# Excerpted records start
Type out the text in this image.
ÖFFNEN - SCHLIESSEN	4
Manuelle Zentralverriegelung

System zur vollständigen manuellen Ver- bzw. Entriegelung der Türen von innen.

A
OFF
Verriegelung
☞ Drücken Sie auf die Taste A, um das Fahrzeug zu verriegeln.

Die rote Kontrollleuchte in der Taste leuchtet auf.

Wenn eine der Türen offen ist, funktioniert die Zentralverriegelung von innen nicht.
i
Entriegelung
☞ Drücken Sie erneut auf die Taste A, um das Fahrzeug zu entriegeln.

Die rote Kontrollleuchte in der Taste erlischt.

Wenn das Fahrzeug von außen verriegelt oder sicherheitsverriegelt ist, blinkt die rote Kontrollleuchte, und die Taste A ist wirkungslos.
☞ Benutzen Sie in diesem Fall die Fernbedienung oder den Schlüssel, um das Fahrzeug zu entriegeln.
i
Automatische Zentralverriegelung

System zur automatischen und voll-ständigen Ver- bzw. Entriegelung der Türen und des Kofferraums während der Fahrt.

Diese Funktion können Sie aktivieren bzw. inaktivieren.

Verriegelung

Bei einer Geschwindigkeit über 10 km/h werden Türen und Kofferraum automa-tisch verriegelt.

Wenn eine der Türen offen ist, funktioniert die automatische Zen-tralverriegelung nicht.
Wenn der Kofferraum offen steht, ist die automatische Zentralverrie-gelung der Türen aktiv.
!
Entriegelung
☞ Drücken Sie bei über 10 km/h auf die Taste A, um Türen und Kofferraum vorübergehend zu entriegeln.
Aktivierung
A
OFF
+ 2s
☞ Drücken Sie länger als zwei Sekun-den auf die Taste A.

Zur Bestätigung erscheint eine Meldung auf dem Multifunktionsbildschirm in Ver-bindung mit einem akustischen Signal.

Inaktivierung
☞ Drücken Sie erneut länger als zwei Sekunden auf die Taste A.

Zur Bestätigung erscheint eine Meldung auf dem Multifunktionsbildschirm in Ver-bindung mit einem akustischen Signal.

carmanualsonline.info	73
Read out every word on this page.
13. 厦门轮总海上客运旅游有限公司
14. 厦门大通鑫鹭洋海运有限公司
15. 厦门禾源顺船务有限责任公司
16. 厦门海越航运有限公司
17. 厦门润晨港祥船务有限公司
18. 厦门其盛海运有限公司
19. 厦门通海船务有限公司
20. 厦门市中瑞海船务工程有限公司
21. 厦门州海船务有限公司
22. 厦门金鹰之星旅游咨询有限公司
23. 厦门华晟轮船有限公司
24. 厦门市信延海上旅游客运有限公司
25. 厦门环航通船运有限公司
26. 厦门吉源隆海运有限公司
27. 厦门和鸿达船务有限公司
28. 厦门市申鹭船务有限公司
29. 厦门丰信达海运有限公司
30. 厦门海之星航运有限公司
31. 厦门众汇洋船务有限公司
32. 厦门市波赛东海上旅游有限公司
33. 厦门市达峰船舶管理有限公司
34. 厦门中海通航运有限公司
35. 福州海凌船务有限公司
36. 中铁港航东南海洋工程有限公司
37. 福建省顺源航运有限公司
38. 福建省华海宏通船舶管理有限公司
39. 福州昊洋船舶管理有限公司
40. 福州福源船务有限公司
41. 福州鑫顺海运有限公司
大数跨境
# Excerpted records end
**Task objective:** Would you give the material above again, complete and exact?

**Task response:**
Type out the text in this image.
ÖFFNEN - SCHLIESSEN	4
Manuelle Zentralverriegelung

System zur vollständigen manuellen Ver- bzw. Entriegelung der Türen von innen.

A
OFF
Verriegelung
☞ Drücken Sie auf die Taste A, um das Fahrzeug zu verriegeln.

Die rote Kontrollleuchte in der Taste leuchtet auf.

Wenn eine der Türen offen ist, funktioniert die Zentralverriegelung von innen nicht.
i
Entriegelung
☞ Drücken Sie erneut auf die Taste A, um das Fahrzeug zu entriegeln.

Die rote Kontrollleuchte in der Taste erlischt.

Wenn das Fahrzeug von außen verriegelt oder sicherheitsverriegelt ist, blinkt die rote Kontrollleuchte, und die Taste A ist wirkungslos.
☞ Benutzen Sie in diesem Fall die Fernbedienung oder den Schlüssel, um das Fahrzeug zu entriegeln.
i
Automatische Zentralverriegelung

System zur automatischen und voll-ständigen Ver- bzw. Entriegelung der Türen und des Kofferraums während der Fahrt.

Diese Funktion können Sie aktivieren bzw. inaktivieren.

Verriegelung

Bei einer Geschwindigkeit über 10 km/h werden Türen und Kofferraum automa-tisch verriegelt.

Wenn eine der Türen offen ist, funktioniert die automatische Zen-tralverriegelung nicht.
Wenn der Kofferraum offen steht, ist die automatische Zentralverrie-gelung der Türen aktiv.
!
Entriegelung
☞ Drücken Sie bei über 10 km/h auf die Taste A, um Türen und Kofferraum vorübergehend zu entriegeln.
Aktivierung
A
OFF
+ 2s
☞ Drücken Sie länger als zwei Sekun-den auf die Taste A.

Zur Bestätigung erscheint eine Meldung auf dem Multifunktionsbildschirm in Ver-bindung mit einem akustischen Signal.

Inaktivierung
☞ Drücken Sie erneut länger als zwei Sekunden auf die Taste A.

Zur Bestätigung erscheint eine Meldung auf dem Multifunktionsbildschirm in Ver-bindung mit einem akustischen Signal.

carmanualsonline.info	73
Read out every word on this page.
13. 厦门轮总海上客运旅游有限公司
14. 厦门大通鑫鹭洋海运有限公司
15. 厦门禾源顺船务有限责任公司
16. 厦门海越航运有限公司
17. 厦门润晨港祥船务有限公司
18. 厦门其盛海运有限公司
19. 厦门通海船务有限公司
20. 厦门市中瑞海船务工程有限公司
21. 厦门州海船务有限公司
22. 厦门金鹰之星旅游咨询有限公司
23. 厦门华晟轮船有限公司
24. 厦门市信延海上旅游客运有限公司
25. 厦门环航通船运有限公司
26. 厦门吉源隆海运有限公司
27. 厦门和鸿达船务有限公司
28. 厦门市申鹭船务有限公司
29. 厦门丰信达海运有限公司
30. 厦门海之星航运有限公司
31. 厦门众汇洋船务有限公司
32. 厦门市波赛东海上旅游有限公司
33. 厦门市达峰船舶管理有限公司
34. 厦门中海通航运有限公司
35. 福州海凌船务有限公司
36. 中铁港航东南海洋工程有限公司
37. 福建省顺源航运有限公司
38. 福建省华海宏通船舶管理有限公司
39. 福州昊洋船舶管理有限公司
40. 福州福源船务有限公司
41. 福州鑫顺海运有限公司
大数跨境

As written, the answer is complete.